-------- Material to process

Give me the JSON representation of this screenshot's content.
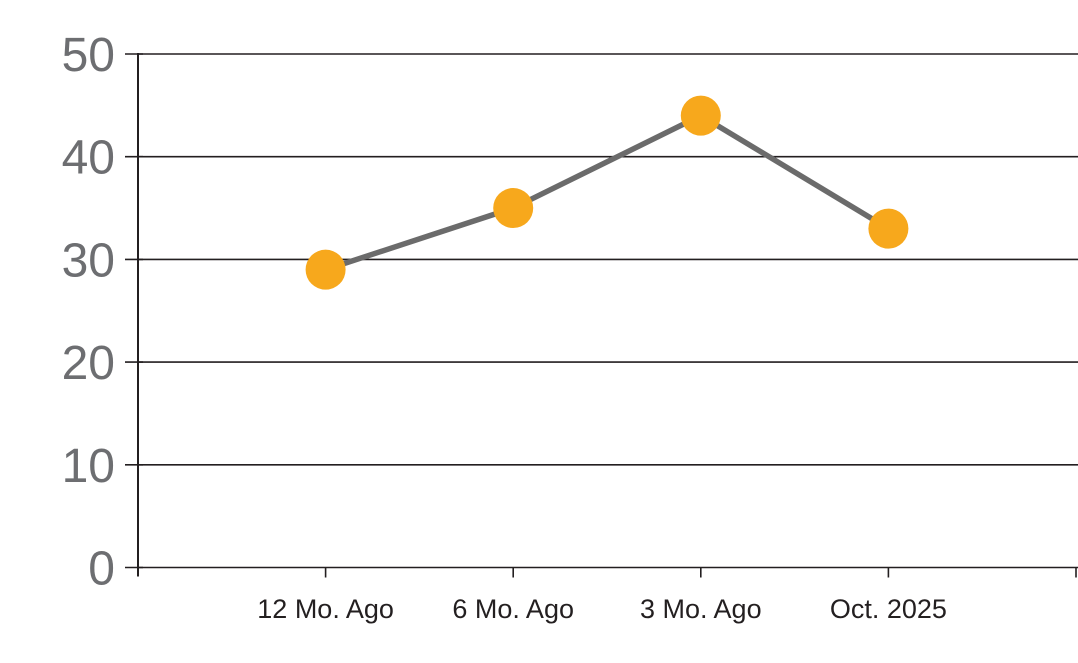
{
  "chart_data": {
    "type": "line",
    "categories": [
      "12 Mo. Ago",
      "6 Mo. Ago",
      "3 Mo. Ago",
      "Oct. 2025"
    ],
    "values": [
      29,
      35,
      44,
      33
    ],
    "title": "",
    "xlabel": "",
    "ylabel": "",
    "ylim": [
      0,
      50
    ],
    "yticks": [
      0,
      10,
      20,
      30,
      40,
      50
    ],
    "grid": true,
    "legend": false,
    "colors": {
      "background": "#FFFFFF",
      "marker": "#F7A81C",
      "line": "#6B6B6B",
      "gridline": "#231F20",
      "axis": "#231F20",
      "y_tick_label": "#6D6E71",
      "x_tick_label": "#231F20"
    },
    "style": {
      "marker_radius": 20,
      "line_width": 5.5,
      "gridline_width": 1.6,
      "axis_width": 2,
      "y_label_font_size": 48,
      "x_label_font_size": 27
    }
  }
}
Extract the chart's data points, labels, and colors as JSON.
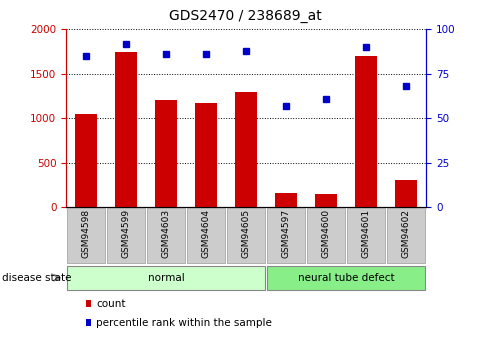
{
  "title": "GDS2470 / 238689_at",
  "categories": [
    "GSM94598",
    "GSM94599",
    "GSM94603",
    "GSM94604",
    "GSM94605",
    "GSM94597",
    "GSM94600",
    "GSM94601",
    "GSM94602"
  ],
  "counts": [
    1050,
    1750,
    1200,
    1175,
    1300,
    155,
    150,
    1700,
    300
  ],
  "percentiles": [
    85,
    92,
    86,
    86,
    88,
    57,
    61,
    90,
    68
  ],
  "bar_color": "#cc0000",
  "dot_color": "#0000cc",
  "groups": [
    {
      "label": "normal",
      "start": 0,
      "end": 4,
      "color": "#ccffcc"
    },
    {
      "label": "neural tube defect",
      "start": 5,
      "end": 8,
      "color": "#88ee88"
    }
  ],
  "disease_state_label": "disease state",
  "left_yaxis": {
    "min": 0,
    "max": 2000,
    "ticks": [
      0,
      500,
      1000,
      1500,
      2000
    ],
    "color": "#cc0000"
  },
  "right_yaxis": {
    "min": 0,
    "max": 100,
    "ticks": [
      0,
      25,
      50,
      75,
      100
    ],
    "color": "#0000cc"
  },
  "legend": [
    {
      "label": "count",
      "color": "#cc0000"
    },
    {
      "label": "percentile rank within the sample",
      "color": "#0000cc"
    }
  ],
  "bg_color": "#ffffff",
  "tick_label_bg": "#cccccc"
}
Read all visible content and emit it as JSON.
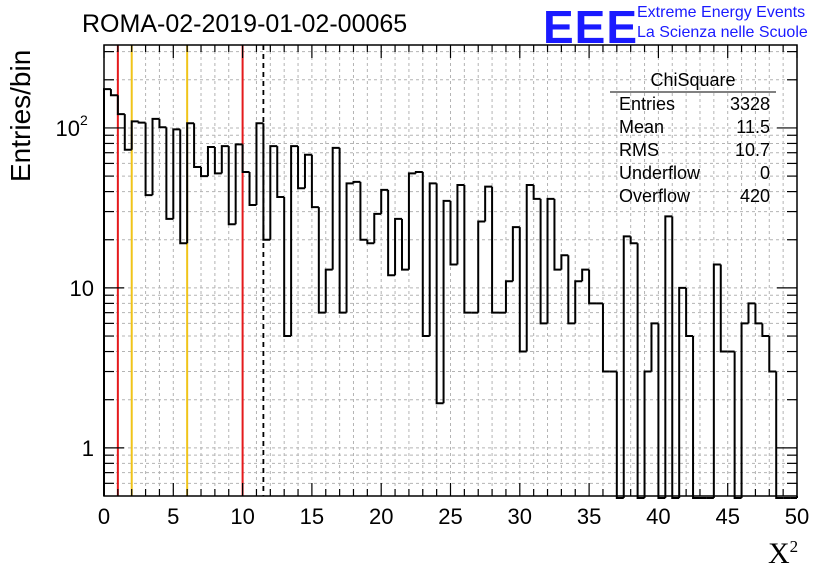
{
  "title": "ROMA-02-2019-01-02-00065",
  "logo": {
    "mark": "EEE",
    "line1": "Extreme Energy Events",
    "line2": "La Scienza nelle Scuole"
  },
  "stats": {
    "title": "ChiSquare",
    "rows": [
      {
        "label": "Entries",
        "value": "3328"
      },
      {
        "label": "Mean",
        "value": "11.5"
      },
      {
        "label": "RMS",
        "value": "10.7"
      },
      {
        "label": "Underflow",
        "value": "0"
      },
      {
        "label": "Overflow",
        "value": "420"
      }
    ]
  },
  "chart_data": {
    "type": "bar",
    "style": "step-histogram",
    "xlabel": "X",
    "xlabel_superscript": "2",
    "ylabel": "Entries/bin",
    "xlim": [
      0,
      50
    ],
    "ylim": [
      0.5,
      330
    ],
    "yscale": "log",
    "grid": true,
    "bin_width": 0.5,
    "x_ticks": [
      "0",
      "5",
      "10",
      "15",
      "20",
      "25",
      "30",
      "35",
      "40",
      "45",
      "50"
    ],
    "y_ticks": [
      {
        "value": 1,
        "label": "1"
      },
      {
        "value": 10,
        "label": "10"
      },
      {
        "value": 100,
        "label": "10",
        "exponent": "2"
      }
    ],
    "values": [
      175,
      160,
      122,
      73,
      110,
      108,
      38,
      114,
      101,
      27,
      98,
      19,
      107,
      57,
      50,
      76,
      52,
      77,
      25,
      79,
      53,
      33,
      107,
      20,
      77,
      37,
      5,
      77,
      42,
      68,
      32,
      7,
      13,
      75,
      7,
      45,
      46,
      20,
      19,
      29,
      41,
      12,
      27,
      13,
      52,
      53,
      5,
      45,
      1.9,
      35,
      14,
      44,
      7,
      7,
      26,
      43,
      7,
      7,
      11,
      24,
      4,
      44,
      36,
      6,
      36,
      13,
      16,
      6,
      11,
      13,
      8,
      8,
      3,
      3,
      0,
      21,
      19,
      0,
      3,
      6,
      0,
      28,
      0,
      10,
      5,
      0,
      0,
      0,
      14,
      4,
      4,
      0,
      6,
      8,
      6,
      5,
      3,
      0,
      0,
      0
    ],
    "vlines": [
      {
        "x": 1,
        "color": "#e41a1c",
        "style": "solid"
      },
      {
        "x": 2,
        "color": "#f0c419",
        "style": "solid"
      },
      {
        "x": 6,
        "color": "#f0c419",
        "style": "solid"
      },
      {
        "x": 10,
        "color": "#e41a1c",
        "style": "solid"
      },
      {
        "x": 11.5,
        "color": "#000000",
        "style": "dashed"
      }
    ]
  }
}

----------------

Goal of the exercise:
Print each of the records above exactly as written, leaving no picture in the copy.

Output of the exercise:
Give me the JSON representation of this screenshot's content.
{
  "chart_data": {
    "type": "line",
    "categories": [
      "12 Mo. Ago",
      "6 Mo. Ago",
      "3 Mo. Ago",
      "Oct. 2025"
    ],
    "values": [
      29,
      35,
      44,
      33
    ],
    "title": "",
    "xlabel": "",
    "ylabel": "",
    "ylim": [
      0,
      50
    ],
    "yticks": [
      0,
      10,
      20,
      30,
      40,
      50
    ],
    "grid": true,
    "legend": false,
    "colors": {
      "background": "#FFFFFF",
      "marker": "#F7A81C",
      "line": "#6B6B6B",
      "gridline": "#231F20",
      "axis": "#231F20",
      "y_tick_label": "#6D6E71",
      "x_tick_label": "#231F20"
    },
    "style": {
      "marker_radius": 20,
      "line_width": 5.5,
      "gridline_width": 1.6,
      "axis_width": 2,
      "y_label_font_size": 48,
      "x_label_font_size": 27
    }
  }
}
Extract the chart's data points, labels, and colors as JSON.
{
  "title": "GDS2470 / 238689_at",
  "categories": [
    "GSM94598",
    "GSM94599",
    "GSM94603",
    "GSM94604",
    "GSM94605",
    "GSM94597",
    "GSM94600",
    "GSM94601",
    "GSM94602"
  ],
  "counts": [
    1050,
    1750,
    1200,
    1175,
    1300,
    155,
    150,
    1700,
    300
  ],
  "percentiles": [
    85,
    92,
    86,
    86,
    88,
    57,
    61,
    90,
    68
  ],
  "bar_color": "#cc0000",
  "dot_color": "#0000cc",
  "groups": [
    {
      "label": "normal",
      "start": 0,
      "end": 4,
      "color": "#ccffcc"
    },
    {
      "label": "neural tube defect",
      "start": 5,
      "end": 8,
      "color": "#88ee88"
    }
  ],
  "disease_state_label": "disease state",
  "left_yaxis": {
    "min": 0,
    "max": 2000,
    "ticks": [
      0,
      500,
      1000,
      1500,
      2000
    ],
    "color": "#cc0000"
  },
  "right_yaxis": {
    "min": 0,
    "max": 100,
    "ticks": [
      0,
      25,
      50,
      75,
      100
    ],
    "color": "#0000cc"
  },
  "legend": [
    {
      "label": "count",
      "color": "#cc0000"
    },
    {
      "label": "percentile rank within the sample",
      "color": "#0000cc"
    }
  ],
  "bg_color": "#ffffff",
  "tick_label_bg": "#cccccc"
}
Read all visible content and emit it as JSON.
{
  "title": "ROMA-02-2019-01-02-00065",
  "logo": {
    "mark": "EEE",
    "line1": "Extreme Energy Events",
    "line2": "La Scienza nelle Scuole"
  },
  "stats": {
    "title": "ChiSquare",
    "rows": [
      {
        "label": "Entries",
        "value": "3328"
      },
      {
        "label": "Mean",
        "value": "11.5"
      },
      {
        "label": "RMS",
        "value": "10.7"
      },
      {
        "label": "Underflow",
        "value": "0"
      },
      {
        "label": "Overflow",
        "value": "420"
      }
    ]
  },
  "chart_data": {
    "type": "bar",
    "style": "step-histogram",
    "xlabel": "X",
    "xlabel_superscript": "2",
    "ylabel": "Entries/bin",
    "xlim": [
      0,
      50
    ],
    "ylim": [
      0.5,
      330
    ],
    "yscale": "log",
    "grid": true,
    "bin_width": 0.5,
    "x_ticks": [
      "0",
      "5",
      "10",
      "15",
      "20",
      "25",
      "30",
      "35",
      "40",
      "45",
      "50"
    ],
    "y_ticks": [
      {
        "value": 1,
        "label": "1"
      },
      {
        "value": 10,
        "label": "10"
      },
      {
        "value": 100,
        "label": "10",
        "exponent": "2"
      }
    ],
    "values": [
      175,
      160,
      122,
      73,
      110,
      108,
      38,
      114,
      101,
      27,
      98,
      19,
      107,
      57,
      50,
      76,
      52,
      77,
      25,
      79,
      53,
      33,
      107,
      20,
      77,
      37,
      5,
      77,
      42,
      68,
      32,
      7,
      13,
      75,
      7,
      45,
      46,
      20,
      19,
      29,
      41,
      12,
      27,
      13,
      52,
      53,
      5,
      45,
      1.9,
      35,
      14,
      44,
      7,
      7,
      26,
      43,
      7,
      7,
      11,
      24,
      4,
      44,
      36,
      6,
      36,
      13,
      16,
      6,
      11,
      13,
      8,
      8,
      3,
      3,
      0,
      21,
      19,
      0,
      3,
      6,
      0,
      28,
      0,
      10,
      5,
      0,
      0,
      0,
      14,
      4,
      4,
      0,
      6,
      8,
      6,
      5,
      3,
      0,
      0,
      0
    ],
    "vlines": [
      {
        "x": 1,
        "color": "#e41a1c",
        "style": "solid"
      },
      {
        "x": 2,
        "color": "#f0c419",
        "style": "solid"
      },
      {
        "x": 6,
        "color": "#f0c419",
        "style": "solid"
      },
      {
        "x": 10,
        "color": "#e41a1c",
        "style": "solid"
      },
      {
        "x": 11.5,
        "color": "#000000",
        "style": "dashed"
      }
    ]
  }
}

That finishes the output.